<<<<

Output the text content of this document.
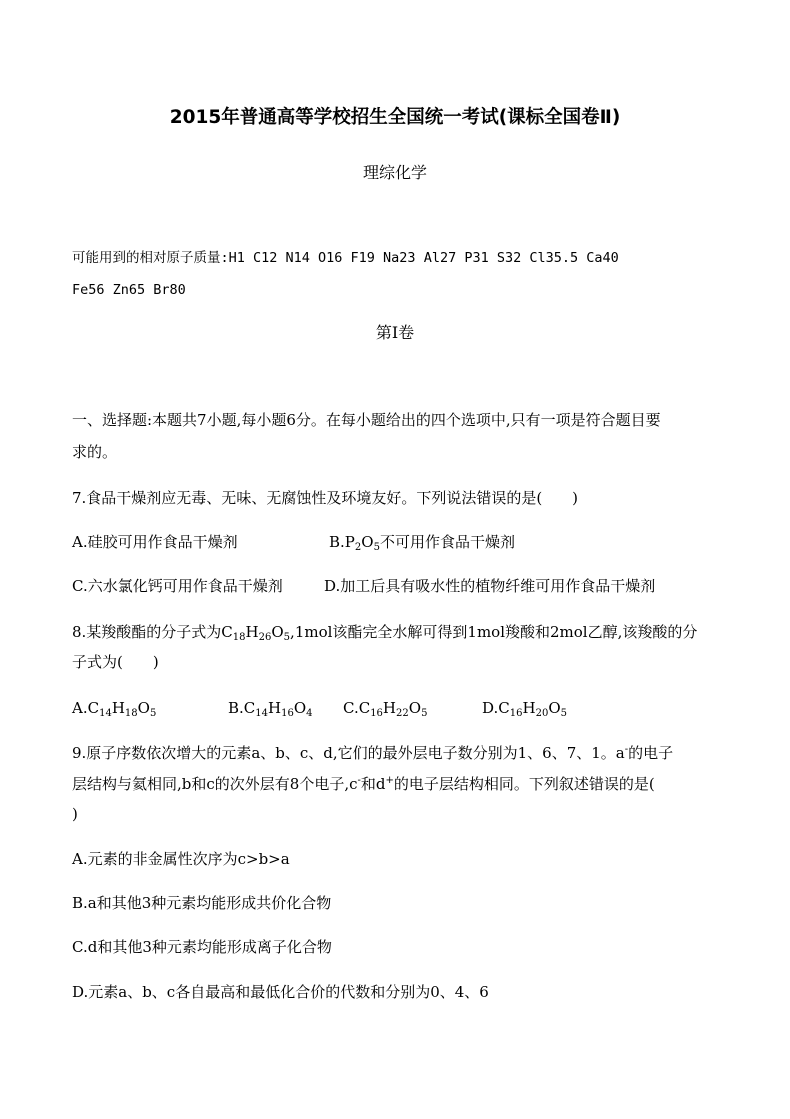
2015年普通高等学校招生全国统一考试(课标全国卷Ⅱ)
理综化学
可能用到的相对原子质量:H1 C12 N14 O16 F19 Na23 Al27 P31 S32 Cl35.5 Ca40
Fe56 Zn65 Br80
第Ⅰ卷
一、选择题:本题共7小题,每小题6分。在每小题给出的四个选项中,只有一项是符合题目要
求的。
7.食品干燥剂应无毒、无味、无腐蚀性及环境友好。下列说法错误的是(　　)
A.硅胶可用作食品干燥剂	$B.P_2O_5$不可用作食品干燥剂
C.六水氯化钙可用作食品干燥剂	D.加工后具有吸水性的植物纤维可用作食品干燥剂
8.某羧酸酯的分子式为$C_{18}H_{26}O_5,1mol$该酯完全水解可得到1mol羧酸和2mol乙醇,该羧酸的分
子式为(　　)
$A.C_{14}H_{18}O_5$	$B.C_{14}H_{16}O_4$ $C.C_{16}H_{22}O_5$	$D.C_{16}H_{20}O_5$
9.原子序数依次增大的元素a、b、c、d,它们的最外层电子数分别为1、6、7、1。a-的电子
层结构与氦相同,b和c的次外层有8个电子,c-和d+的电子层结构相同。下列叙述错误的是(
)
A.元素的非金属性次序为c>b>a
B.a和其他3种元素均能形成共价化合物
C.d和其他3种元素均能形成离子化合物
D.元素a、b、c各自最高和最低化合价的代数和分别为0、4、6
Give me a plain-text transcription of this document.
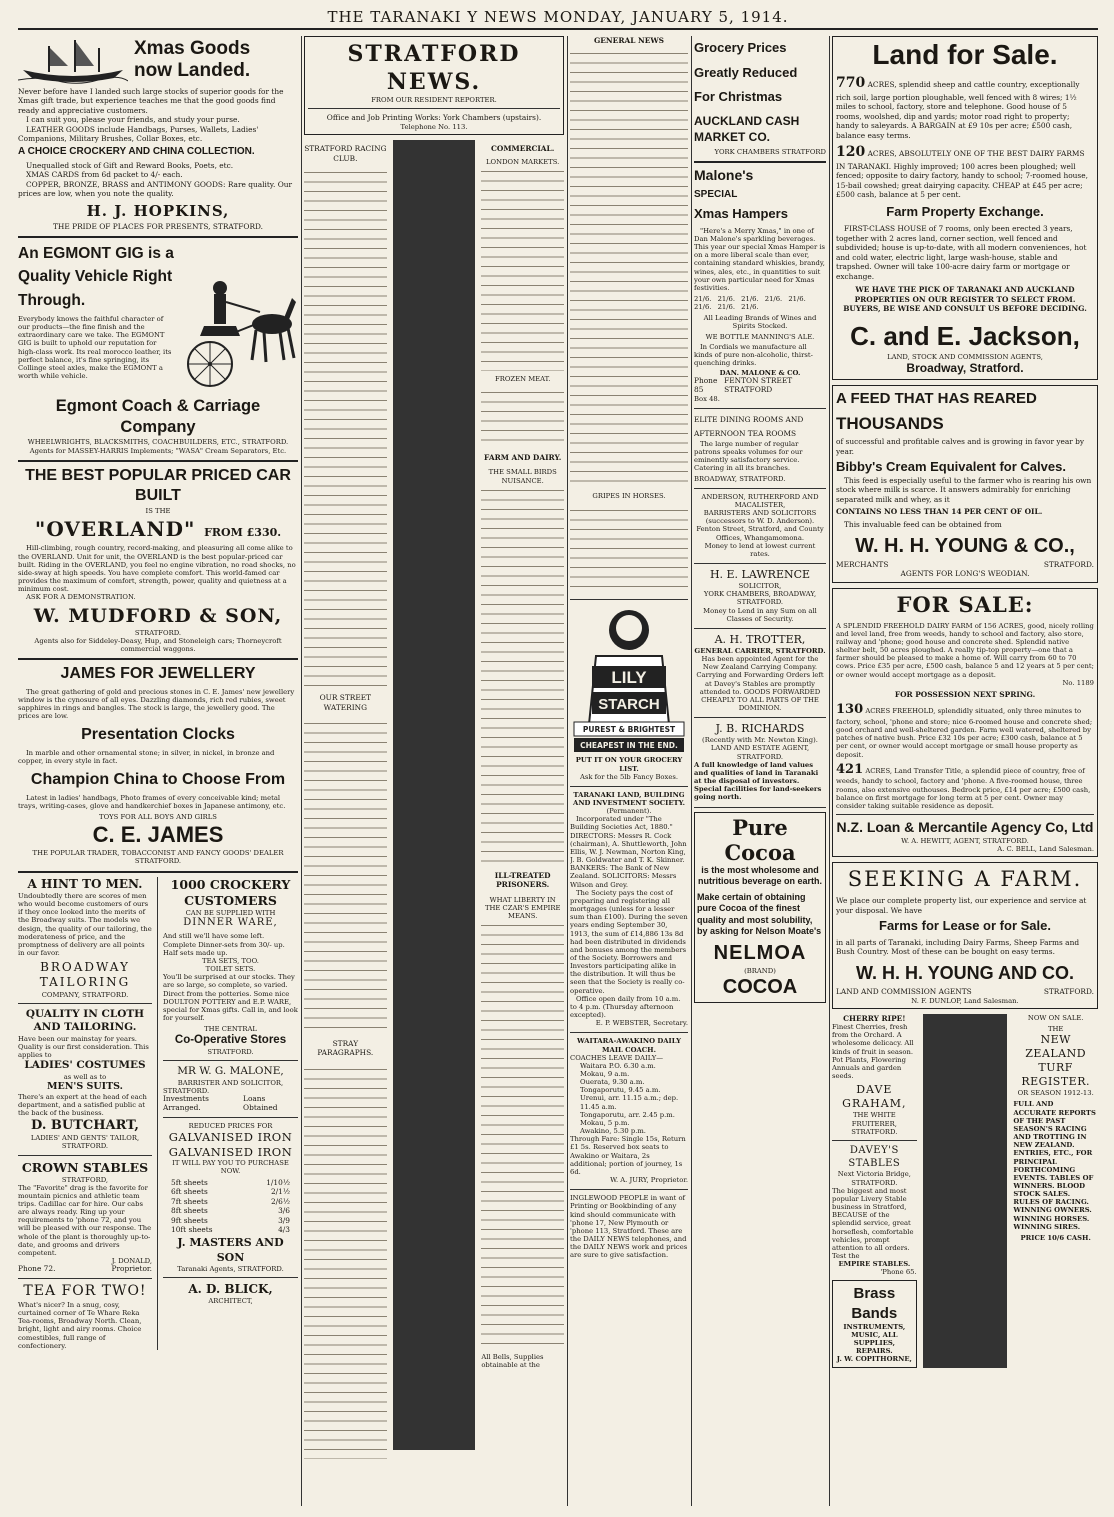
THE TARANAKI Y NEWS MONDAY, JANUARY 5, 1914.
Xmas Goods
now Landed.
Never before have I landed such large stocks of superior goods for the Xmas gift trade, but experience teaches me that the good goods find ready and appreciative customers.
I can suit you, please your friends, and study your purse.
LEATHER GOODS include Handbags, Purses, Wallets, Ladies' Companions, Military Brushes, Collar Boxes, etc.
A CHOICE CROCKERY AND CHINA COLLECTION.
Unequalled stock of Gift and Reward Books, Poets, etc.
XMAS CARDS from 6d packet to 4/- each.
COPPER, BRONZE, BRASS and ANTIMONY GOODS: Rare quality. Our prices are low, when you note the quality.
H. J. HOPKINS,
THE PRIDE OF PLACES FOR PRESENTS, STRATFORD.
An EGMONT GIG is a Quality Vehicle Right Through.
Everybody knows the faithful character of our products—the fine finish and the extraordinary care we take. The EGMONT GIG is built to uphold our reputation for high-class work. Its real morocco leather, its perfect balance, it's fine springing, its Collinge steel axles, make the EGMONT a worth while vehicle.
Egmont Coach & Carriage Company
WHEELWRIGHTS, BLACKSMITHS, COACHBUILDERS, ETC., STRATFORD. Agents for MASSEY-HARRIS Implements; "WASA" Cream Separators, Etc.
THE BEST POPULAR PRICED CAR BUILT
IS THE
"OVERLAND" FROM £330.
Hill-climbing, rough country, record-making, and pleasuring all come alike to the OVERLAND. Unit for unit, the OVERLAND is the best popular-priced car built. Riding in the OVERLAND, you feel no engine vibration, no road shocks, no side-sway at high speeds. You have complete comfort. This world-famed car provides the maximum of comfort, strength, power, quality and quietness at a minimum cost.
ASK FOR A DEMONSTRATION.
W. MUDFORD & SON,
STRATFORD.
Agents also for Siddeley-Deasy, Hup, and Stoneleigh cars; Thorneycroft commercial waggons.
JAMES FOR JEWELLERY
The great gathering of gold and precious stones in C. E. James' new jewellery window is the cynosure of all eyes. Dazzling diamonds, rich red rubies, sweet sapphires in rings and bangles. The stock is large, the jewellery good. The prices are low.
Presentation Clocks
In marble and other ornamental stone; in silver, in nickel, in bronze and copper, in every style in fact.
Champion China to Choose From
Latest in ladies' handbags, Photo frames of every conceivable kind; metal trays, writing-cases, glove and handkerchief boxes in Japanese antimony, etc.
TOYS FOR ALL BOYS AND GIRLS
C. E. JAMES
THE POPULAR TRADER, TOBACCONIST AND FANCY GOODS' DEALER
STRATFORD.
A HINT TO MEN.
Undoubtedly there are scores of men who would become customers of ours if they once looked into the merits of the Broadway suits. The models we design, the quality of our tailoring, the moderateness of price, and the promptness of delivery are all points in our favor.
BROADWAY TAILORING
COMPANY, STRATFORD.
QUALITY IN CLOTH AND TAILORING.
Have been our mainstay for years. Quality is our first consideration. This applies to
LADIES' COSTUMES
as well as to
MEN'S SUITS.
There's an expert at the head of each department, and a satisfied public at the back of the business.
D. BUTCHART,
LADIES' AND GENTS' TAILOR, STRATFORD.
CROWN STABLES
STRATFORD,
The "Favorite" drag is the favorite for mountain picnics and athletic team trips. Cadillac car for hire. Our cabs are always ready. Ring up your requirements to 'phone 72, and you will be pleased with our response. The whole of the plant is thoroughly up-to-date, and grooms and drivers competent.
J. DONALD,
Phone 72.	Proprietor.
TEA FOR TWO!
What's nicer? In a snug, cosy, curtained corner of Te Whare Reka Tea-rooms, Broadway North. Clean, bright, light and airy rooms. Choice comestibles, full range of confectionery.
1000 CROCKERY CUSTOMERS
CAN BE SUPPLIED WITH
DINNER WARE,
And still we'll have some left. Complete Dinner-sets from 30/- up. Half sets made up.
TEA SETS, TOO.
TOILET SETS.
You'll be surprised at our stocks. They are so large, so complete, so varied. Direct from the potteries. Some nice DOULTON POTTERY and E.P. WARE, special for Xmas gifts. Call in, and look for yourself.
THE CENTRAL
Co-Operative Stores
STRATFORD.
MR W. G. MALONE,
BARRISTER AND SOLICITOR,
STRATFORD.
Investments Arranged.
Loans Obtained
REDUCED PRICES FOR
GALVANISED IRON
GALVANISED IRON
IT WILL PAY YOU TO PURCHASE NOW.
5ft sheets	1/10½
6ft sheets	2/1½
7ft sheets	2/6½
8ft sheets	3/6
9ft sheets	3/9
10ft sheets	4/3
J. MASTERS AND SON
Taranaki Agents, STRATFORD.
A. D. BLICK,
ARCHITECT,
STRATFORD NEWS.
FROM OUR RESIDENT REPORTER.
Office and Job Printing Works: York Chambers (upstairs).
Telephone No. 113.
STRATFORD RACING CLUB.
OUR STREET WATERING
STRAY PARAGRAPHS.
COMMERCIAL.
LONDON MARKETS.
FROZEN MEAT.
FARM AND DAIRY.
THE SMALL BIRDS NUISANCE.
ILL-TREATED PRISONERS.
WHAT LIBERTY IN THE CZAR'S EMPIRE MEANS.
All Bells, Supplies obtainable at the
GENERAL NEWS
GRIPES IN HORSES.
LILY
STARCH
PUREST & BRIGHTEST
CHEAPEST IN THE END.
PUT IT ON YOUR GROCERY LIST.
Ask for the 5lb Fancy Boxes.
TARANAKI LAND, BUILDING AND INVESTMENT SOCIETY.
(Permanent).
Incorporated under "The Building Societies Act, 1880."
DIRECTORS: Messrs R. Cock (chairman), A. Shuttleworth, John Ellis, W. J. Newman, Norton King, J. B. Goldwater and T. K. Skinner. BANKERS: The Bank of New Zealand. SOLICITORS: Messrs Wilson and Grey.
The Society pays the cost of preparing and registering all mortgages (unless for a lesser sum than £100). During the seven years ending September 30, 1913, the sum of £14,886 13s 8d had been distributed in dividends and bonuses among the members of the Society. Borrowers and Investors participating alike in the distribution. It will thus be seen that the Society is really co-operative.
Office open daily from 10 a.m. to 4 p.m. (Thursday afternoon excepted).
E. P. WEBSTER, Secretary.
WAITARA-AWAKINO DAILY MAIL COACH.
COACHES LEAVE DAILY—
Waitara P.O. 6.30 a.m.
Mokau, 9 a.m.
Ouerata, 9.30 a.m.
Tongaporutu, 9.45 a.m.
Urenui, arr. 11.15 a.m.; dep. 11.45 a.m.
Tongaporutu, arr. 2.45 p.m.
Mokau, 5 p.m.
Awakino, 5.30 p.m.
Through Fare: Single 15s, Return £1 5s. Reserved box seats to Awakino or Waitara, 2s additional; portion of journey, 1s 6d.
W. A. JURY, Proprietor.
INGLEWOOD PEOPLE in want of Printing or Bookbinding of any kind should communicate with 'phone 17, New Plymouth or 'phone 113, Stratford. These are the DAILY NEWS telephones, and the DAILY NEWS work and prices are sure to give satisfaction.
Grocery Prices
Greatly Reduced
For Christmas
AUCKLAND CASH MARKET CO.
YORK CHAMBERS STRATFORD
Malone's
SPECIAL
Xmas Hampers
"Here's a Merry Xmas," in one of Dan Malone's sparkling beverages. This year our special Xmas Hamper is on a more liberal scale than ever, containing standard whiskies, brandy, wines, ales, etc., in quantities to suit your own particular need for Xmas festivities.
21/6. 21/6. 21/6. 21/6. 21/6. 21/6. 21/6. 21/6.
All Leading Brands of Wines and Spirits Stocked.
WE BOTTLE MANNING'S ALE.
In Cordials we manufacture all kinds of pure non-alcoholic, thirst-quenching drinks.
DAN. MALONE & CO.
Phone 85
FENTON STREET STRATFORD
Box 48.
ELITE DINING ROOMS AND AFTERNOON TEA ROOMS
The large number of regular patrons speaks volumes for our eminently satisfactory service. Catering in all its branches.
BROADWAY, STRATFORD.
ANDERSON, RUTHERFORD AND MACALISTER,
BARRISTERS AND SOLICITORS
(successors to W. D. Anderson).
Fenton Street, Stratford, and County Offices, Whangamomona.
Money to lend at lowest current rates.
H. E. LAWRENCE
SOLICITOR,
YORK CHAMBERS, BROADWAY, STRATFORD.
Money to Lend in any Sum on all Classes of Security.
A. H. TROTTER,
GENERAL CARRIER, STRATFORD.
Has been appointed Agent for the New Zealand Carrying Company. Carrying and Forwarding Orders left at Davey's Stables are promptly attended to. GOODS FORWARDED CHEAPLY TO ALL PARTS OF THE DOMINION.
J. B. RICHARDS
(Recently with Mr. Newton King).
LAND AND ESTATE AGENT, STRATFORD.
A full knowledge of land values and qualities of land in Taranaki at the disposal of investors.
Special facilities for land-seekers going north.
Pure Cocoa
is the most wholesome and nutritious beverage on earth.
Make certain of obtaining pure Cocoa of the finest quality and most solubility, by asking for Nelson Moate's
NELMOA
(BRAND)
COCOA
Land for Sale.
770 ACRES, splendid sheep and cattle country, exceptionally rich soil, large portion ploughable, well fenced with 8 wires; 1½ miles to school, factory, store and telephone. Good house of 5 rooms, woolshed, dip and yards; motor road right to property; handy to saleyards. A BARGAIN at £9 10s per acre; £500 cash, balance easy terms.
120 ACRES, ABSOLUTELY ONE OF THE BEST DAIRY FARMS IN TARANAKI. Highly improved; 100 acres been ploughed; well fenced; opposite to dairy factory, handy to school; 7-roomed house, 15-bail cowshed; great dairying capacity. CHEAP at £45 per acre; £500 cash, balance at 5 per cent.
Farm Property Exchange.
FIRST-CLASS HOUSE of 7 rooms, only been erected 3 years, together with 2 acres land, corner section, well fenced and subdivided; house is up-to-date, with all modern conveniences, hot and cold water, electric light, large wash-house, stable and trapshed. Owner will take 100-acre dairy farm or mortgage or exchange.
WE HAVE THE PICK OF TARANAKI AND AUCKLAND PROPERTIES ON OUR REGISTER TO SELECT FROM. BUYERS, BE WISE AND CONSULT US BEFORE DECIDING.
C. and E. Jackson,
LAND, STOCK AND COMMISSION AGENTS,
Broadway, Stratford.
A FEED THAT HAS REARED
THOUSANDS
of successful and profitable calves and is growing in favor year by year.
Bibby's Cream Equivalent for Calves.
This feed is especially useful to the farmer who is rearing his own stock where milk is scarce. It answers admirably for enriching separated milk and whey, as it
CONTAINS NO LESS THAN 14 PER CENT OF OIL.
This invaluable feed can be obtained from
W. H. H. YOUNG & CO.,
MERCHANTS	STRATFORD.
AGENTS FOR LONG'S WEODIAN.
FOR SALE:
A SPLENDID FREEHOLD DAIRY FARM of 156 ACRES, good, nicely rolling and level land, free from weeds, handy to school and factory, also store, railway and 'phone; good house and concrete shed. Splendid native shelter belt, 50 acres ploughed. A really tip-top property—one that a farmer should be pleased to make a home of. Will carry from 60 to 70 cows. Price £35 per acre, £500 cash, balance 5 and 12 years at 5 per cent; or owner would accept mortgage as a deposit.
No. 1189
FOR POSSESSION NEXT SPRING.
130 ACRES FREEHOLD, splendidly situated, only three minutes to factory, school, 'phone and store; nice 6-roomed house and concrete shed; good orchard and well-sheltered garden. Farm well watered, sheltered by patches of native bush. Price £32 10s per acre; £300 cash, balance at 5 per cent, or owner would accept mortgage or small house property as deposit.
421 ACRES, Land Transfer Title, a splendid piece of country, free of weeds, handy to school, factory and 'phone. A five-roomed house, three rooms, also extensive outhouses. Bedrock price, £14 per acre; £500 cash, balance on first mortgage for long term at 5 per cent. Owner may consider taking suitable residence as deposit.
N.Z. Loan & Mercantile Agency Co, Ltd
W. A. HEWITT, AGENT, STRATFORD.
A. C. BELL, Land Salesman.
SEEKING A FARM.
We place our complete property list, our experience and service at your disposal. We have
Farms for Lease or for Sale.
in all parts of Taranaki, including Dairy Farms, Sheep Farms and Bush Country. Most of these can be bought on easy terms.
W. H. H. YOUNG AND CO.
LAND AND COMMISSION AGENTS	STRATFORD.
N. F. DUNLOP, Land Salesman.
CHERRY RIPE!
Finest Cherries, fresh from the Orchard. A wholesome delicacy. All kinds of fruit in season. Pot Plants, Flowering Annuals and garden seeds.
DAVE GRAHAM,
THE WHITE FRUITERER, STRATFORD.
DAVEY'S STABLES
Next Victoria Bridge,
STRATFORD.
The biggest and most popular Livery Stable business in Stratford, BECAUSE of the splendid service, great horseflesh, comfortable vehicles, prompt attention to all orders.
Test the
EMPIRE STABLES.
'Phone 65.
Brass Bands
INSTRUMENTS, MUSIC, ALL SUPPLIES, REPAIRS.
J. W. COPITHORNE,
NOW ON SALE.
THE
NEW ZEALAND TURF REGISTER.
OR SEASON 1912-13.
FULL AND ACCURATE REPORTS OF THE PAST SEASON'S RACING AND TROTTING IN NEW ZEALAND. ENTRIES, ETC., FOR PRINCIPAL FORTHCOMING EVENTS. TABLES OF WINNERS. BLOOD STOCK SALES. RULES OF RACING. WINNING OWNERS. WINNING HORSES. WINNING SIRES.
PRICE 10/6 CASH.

>>>>

Task =
Go through the records. Copy each line where "only" appears.

The response =
FIRST-CLASS HOUSE of 7 rooms, only been erected 3 years, together with 2 acres land, corner section, well fenced and subdivided; house is up-to-date, with all modern conveniences, hot and cold water, electric light, large wash-house, stable and trapshed. Owner will take 100-acre dairy farm or mortgage or exchange.
130 ACRES FREEHOLD, splendidly situated, only three minutes to factory, school, 'phone and store; nice 6-roomed house and concrete shed; good orchard and well-sheltered garden. Farm well watered, sheltered by patches of native bush. Price £32 10s per acre; £300 cash, balance at 5 per cent, or owner would accept mortgage or small house property as deposit.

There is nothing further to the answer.